** START The input **

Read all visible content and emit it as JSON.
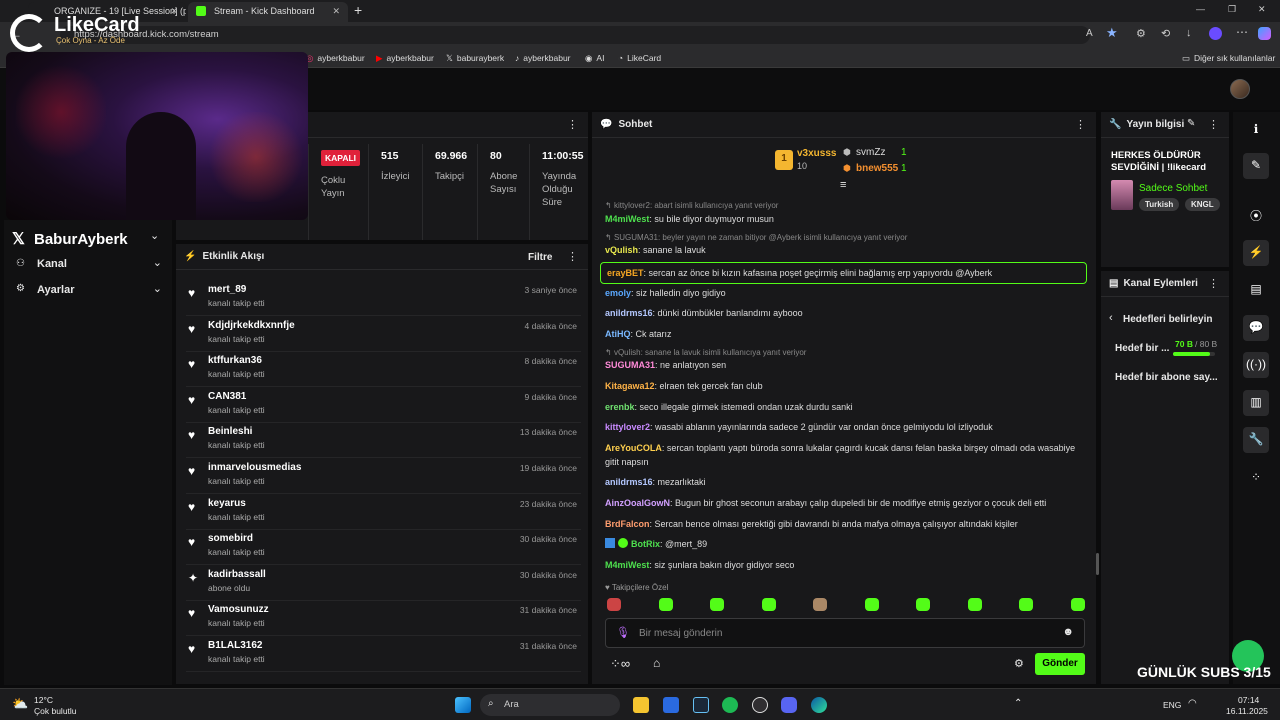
{
  "browser": {
    "tabs": [
      {
        "title": "ORGANIZE - 19 [Live Session] (pr"
      },
      {
        "title": "Stream - Kick Dashboard"
      }
    ],
    "new_tab": "+",
    "url": "https://dashboard.kick.com/stream",
    "bookmarks": [
      "ayberkbabur",
      "ayberkbabur",
      "baburayberk",
      "ayberkbabur",
      "AI",
      "LikeCard"
    ],
    "other_bookmarks": "Diğer sık kullanılanlar",
    "window_controls": [
      "—",
      "❐",
      "✕"
    ]
  },
  "overlay": {
    "brand": "LikeCard",
    "brand_sub": "Çok Oyna - Az Öde",
    "streamer": "BaburAyberk",
    "subs_counter": "GÜNLÜK SUBS 3/15"
  },
  "sidebar": {
    "items": [
      {
        "label": "Kanal"
      },
      {
        "label": "Ayarlar"
      }
    ]
  },
  "stats": [
    {
      "value": "KAPALI",
      "label": "Çoklu Yayın"
    },
    {
      "value": "515",
      "label": "İzleyici"
    },
    {
      "value": "69.966",
      "label": "Takipçi"
    },
    {
      "value": "80",
      "label": "Abone Sayısı"
    },
    {
      "value": "11:00:55",
      "label": "Yayında Olduğu Süre"
    }
  ],
  "activity": {
    "title": "Etkinlik Akışı",
    "filter": "Filtre",
    "items": [
      {
        "name": "mert_89",
        "action": "kanalı takip etti",
        "time": "3 saniye önce"
      },
      {
        "name": "Kdjdjrkekdkxnnfje",
        "action": "kanalı takip etti",
        "time": "4 dakika önce"
      },
      {
        "name": "ktffurkan36",
        "action": "kanalı takip etti",
        "time": "8 dakika önce"
      },
      {
        "name": "CAN381",
        "action": "kanalı takip etti",
        "time": "9 dakika önce"
      },
      {
        "name": "Beinleshi",
        "action": "kanalı takip etti",
        "time": "13 dakika önce"
      },
      {
        "name": "inmarvelousmedias",
        "action": "kanalı takip etti",
        "time": "19 dakika önce"
      },
      {
        "name": "keyarus",
        "action": "kanalı takip etti",
        "time": "23 dakika önce"
      },
      {
        "name": "somebird",
        "action": "kanalı takip etti",
        "time": "30 dakika önce"
      },
      {
        "name": "kadirbassall",
        "action": "abone oldu",
        "time": "30 dakika önce"
      },
      {
        "name": "Vamosunuzz",
        "action": "kanalı takip etti",
        "time": "31 dakika önce"
      },
      {
        "name": "B1LAL3162",
        "action": "kanalı takip etti",
        "time": "31 dakika önce"
      }
    ]
  },
  "chat": {
    "title": "Sohbet",
    "top": [
      {
        "rank": "1",
        "name": "v3xusss",
        "count": "10"
      },
      {
        "name": "svmZz",
        "count": "1"
      },
      {
        "name": "bnew555",
        "count": "1"
      }
    ],
    "replies": [
      "kittylover2: abart isimli kullanıcıya yanıt veriyor",
      "SUGUMA31: beyler yayın ne zaman bitiyor @Ayberk isimli kullanıcıya yanıt veriyor",
      "vQulish: sanane la lavuk isimli kullanıcıya yanıt veriyor"
    ],
    "messages": [
      {
        "user": "M4miWest",
        "color": "#4ee04e",
        "text": "su bile diyor duymuyor musun"
      },
      {
        "user": "vQulish",
        "color": "#e8e84e",
        "text": "sanane la lavuk"
      },
      {
        "user": "erayBET",
        "color": "#f5a623",
        "text": "sercan az önce bi kızın kafasına poşet geçirmiş elini bağlamış erp yapıyordu @Ayberk"
      },
      {
        "user": "emoly",
        "color": "#5aa8ff",
        "text": "siz halledin diyo gidiyo"
      },
      {
        "user": "anildrms16",
        "color": "#b4c8ff",
        "text": "dünki dümbükler banlandımı aybooo"
      },
      {
        "user": "AtiHQ",
        "color": "#7ab8ff",
        "text": "Ck atarız"
      },
      {
        "user": "SUGUMA31",
        "color": "#ff8ad8",
        "text": "ne anlatıyon sen"
      },
      {
        "user": "Kitagawa12",
        "color": "#ffb347",
        "text": "elraen tek gercek fan club"
      },
      {
        "user": "erenbk",
        "color": "#6fe06f",
        "text": "seco illegale girmek istemedi ondan uzak durdu sanki"
      },
      {
        "user": "kittylover2",
        "color": "#c88aff",
        "text": "wasabi ablanın yayınlarında sadece 2 gündür var ondan önce gelmiyodu lol izliyoduk"
      },
      {
        "user": "AreYouCOLA",
        "color": "#ffd04e",
        "text": "sercan toplantı yaptı büroda sonra lukalar çagırdı kucak dansı felan baska birşey olmadı oda wasabiye gitit napsın"
      },
      {
        "user": "anildrms16",
        "color": "#b4c8ff",
        "text": "mezarlıktaki"
      },
      {
        "user": "AinzOoalGowN",
        "color": "#d2a0ff",
        "text": "Bugun bir ghost seconun arabayı çalıp dupeledi bir de modifiye etmiş geziyor o çocuk deli etti"
      },
      {
        "user": "BrdFalcon",
        "color": "#ff9d6e",
        "text": "Sercan bence olması gerektiği gibi davrandı bi anda mafya olmaya çalışıyor altındaki kişiler"
      },
      {
        "user": "BotRix",
        "color": "#4ee04e",
        "text": "@mert_89"
      },
      {
        "user": "M4miWest",
        "color": "#4ee04e",
        "text": "siz şunlara bakın diyor gidiyor seco"
      }
    ],
    "followers_only": "Takipçilere Özel",
    "input_placeholder": "Bir mesaj gönderin",
    "send": "Gönder"
  },
  "stream_info": {
    "title": "Yayın bilgisi",
    "stream_title": "HERKES ÖLDÜRÜR SEVDİĞİNİ | !likecard",
    "category": "Sadece Sohbet",
    "tags": [
      "Turkish",
      "KNGL"
    ]
  },
  "channel_actions": {
    "title": "Kanal Eylemleri",
    "goals_title": "Hedefleri belirleyin",
    "goal1": "Hedef bir ...",
    "goal1_current": "70 B",
    "goal1_target": "/ 80 B",
    "goal1_progress": 0.875,
    "goal2": "Hedef bir abone say..."
  },
  "taskbar": {
    "weather_temp": "12°C",
    "weather_desc": "Çok bulutlu",
    "search": "Ara",
    "lang": "ENG",
    "time": "07:14",
    "date": "16.11.2025"
  }
}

** END The input **

## Request
Write out each line again precisely as it appears, skipping every picture.

## Solved exercise
Read all visible content and emit it as JSON.
{
  "browser": {
    "tabs": [
      {
        "title": "ORGANIZE - 19 [Live Session] (pr"
      },
      {
        "title": "Stream - Kick Dashboard"
      }
    ],
    "new_tab": "+",
    "url": "https://dashboard.kick.com/stream",
    "bookmarks": [
      "ayberkbabur",
      "ayberkbabur",
      "baburayberk",
      "ayberkbabur",
      "AI",
      "LikeCard"
    ],
    "other_bookmarks": "Diğer sık kullanılanlar",
    "window_controls": [
      "—",
      "❐",
      "✕"
    ]
  },
  "overlay": {
    "brand": "LikeCard",
    "brand_sub": "Çok Oyna - Az Öde",
    "streamer": "BaburAyberk",
    "subs_counter": "GÜNLÜK SUBS 3/15"
  },
  "sidebar": {
    "items": [
      {
        "label": "Kanal"
      },
      {
        "label": "Ayarlar"
      }
    ]
  },
  "stats": [
    {
      "value": "KAPALI",
      "label": "Çoklu Yayın"
    },
    {
      "value": "515",
      "label": "İzleyici"
    },
    {
      "value": "69.966",
      "label": "Takipçi"
    },
    {
      "value": "80",
      "label": "Abone Sayısı"
    },
    {
      "value": "11:00:55",
      "label": "Yayında Olduğu Süre"
    }
  ],
  "activity": {
    "title": "Etkinlik Akışı",
    "filter": "Filtre",
    "items": [
      {
        "name": "mert_89",
        "action": "kanalı takip etti",
        "time": "3 saniye önce"
      },
      {
        "name": "Kdjdjrkekdkxnnfje",
        "action": "kanalı takip etti",
        "time": "4 dakika önce"
      },
      {
        "name": "ktffurkan36",
        "action": "kanalı takip etti",
        "time": "8 dakika önce"
      },
      {
        "name": "CAN381",
        "action": "kanalı takip etti",
        "time": "9 dakika önce"
      },
      {
        "name": "Beinleshi",
        "action": "kanalı takip etti",
        "time": "13 dakika önce"
      },
      {
        "name": "inmarvelousmedias",
        "action": "kanalı takip etti",
        "time": "19 dakika önce"
      },
      {
        "name": "keyarus",
        "action": "kanalı takip etti",
        "time": "23 dakika önce"
      },
      {
        "name": "somebird",
        "action": "kanalı takip etti",
        "time": "30 dakika önce"
      },
      {
        "name": "kadirbassall",
        "action": "abone oldu",
        "time": "30 dakika önce"
      },
      {
        "name": "Vamosunuzz",
        "action": "kanalı takip etti",
        "time": "31 dakika önce"
      },
      {
        "name": "B1LAL3162",
        "action": "kanalı takip etti",
        "time": "31 dakika önce"
      }
    ]
  },
  "chat": {
    "title": "Sohbet",
    "top": [
      {
        "rank": "1",
        "name": "v3xusss",
        "count": "10"
      },
      {
        "name": "svmZz",
        "count": "1"
      },
      {
        "name": "bnew555",
        "count": "1"
      }
    ],
    "replies": [
      "kittylover2: abart isimli kullanıcıya yanıt veriyor",
      "SUGUMA31: beyler yayın ne zaman bitiyor @Ayberk isimli kullanıcıya yanıt veriyor",
      "vQulish: sanane la lavuk isimli kullanıcıya yanıt veriyor"
    ],
    "messages": [
      {
        "user": "M4miWest",
        "color": "#4ee04e",
        "text": "su bile diyor duymuyor musun"
      },
      {
        "user": "vQulish",
        "color": "#e8e84e",
        "text": "sanane la lavuk"
      },
      {
        "user": "erayBET",
        "color": "#f5a623",
        "text": "sercan az önce bi kızın kafasına poşet geçirmiş elini bağlamış erp yapıyordu @Ayberk"
      },
      {
        "user": "emoly",
        "color": "#5aa8ff",
        "text": "siz halledin diyo gidiyo"
      },
      {
        "user": "anildrms16",
        "color": "#b4c8ff",
        "text": "dünki dümbükler banlandımı aybooo"
      },
      {
        "user": "AtiHQ",
        "color": "#7ab8ff",
        "text": "Ck atarız"
      },
      {
        "user": "SUGUMA31",
        "color": "#ff8ad8",
        "text": "ne anlatıyon sen"
      },
      {
        "user": "Kitagawa12",
        "color": "#ffb347",
        "text": "elraen tek gercek fan club"
      },
      {
        "user": "erenbk",
        "color": "#6fe06f",
        "text": "seco illegale girmek istemedi ondan uzak durdu sanki"
      },
      {
        "user": "kittylover2",
        "color": "#c88aff",
        "text": "wasabi ablanın yayınlarında sadece 2 gündür var ondan önce gelmiyodu lol izliyoduk"
      },
      {
        "user": "AreYouCOLA",
        "color": "#ffd04e",
        "text": "sercan toplantı yaptı büroda sonra lukalar çagırdı kucak dansı felan baska birşey olmadı oda wasabiye gitit napsın"
      },
      {
        "user": "anildrms16",
        "color": "#b4c8ff",
        "text": "mezarlıktaki"
      },
      {
        "user": "AinzOoalGowN",
        "color": "#d2a0ff",
        "text": "Bugun bir ghost seconun arabayı çalıp dupeledi bir de modifiye etmiş geziyor o çocuk deli etti"
      },
      {
        "user": "BrdFalcon",
        "color": "#ff9d6e",
        "text": "Sercan bence olması gerektiği gibi davrandı bi anda mafya olmaya çalışıyor altındaki kişiler"
      },
      {
        "user": "BotRix",
        "color": "#4ee04e",
        "text": "@mert_89"
      },
      {
        "user": "M4miWest",
        "color": "#4ee04e",
        "text": "siz şunlara bakın diyor gidiyor seco"
      }
    ],
    "followers_only": "Takipçilere Özel",
    "input_placeholder": "Bir mesaj gönderin",
    "send": "Gönder"
  },
  "stream_info": {
    "title": "Yayın bilgisi",
    "stream_title": "HERKES ÖLDÜRÜR SEVDİĞİNİ | !likecard",
    "category": "Sadece Sohbet",
    "tags": [
      "Turkish",
      "KNGL"
    ]
  },
  "channel_actions": {
    "title": "Kanal Eylemleri",
    "goals_title": "Hedefleri belirleyin",
    "goal1": "Hedef bir ...",
    "goal1_current": "70 B",
    "goal1_target": "/ 80 B",
    "goal1_progress": 0.875,
    "goal2": "Hedef bir abone say..."
  },
  "taskbar": {
    "weather_temp": "12°C",
    "weather_desc": "Çok bulutlu",
    "search": "Ara",
    "lang": "ENG",
    "time": "07:14",
    "date": "16.11.2025"
  }
}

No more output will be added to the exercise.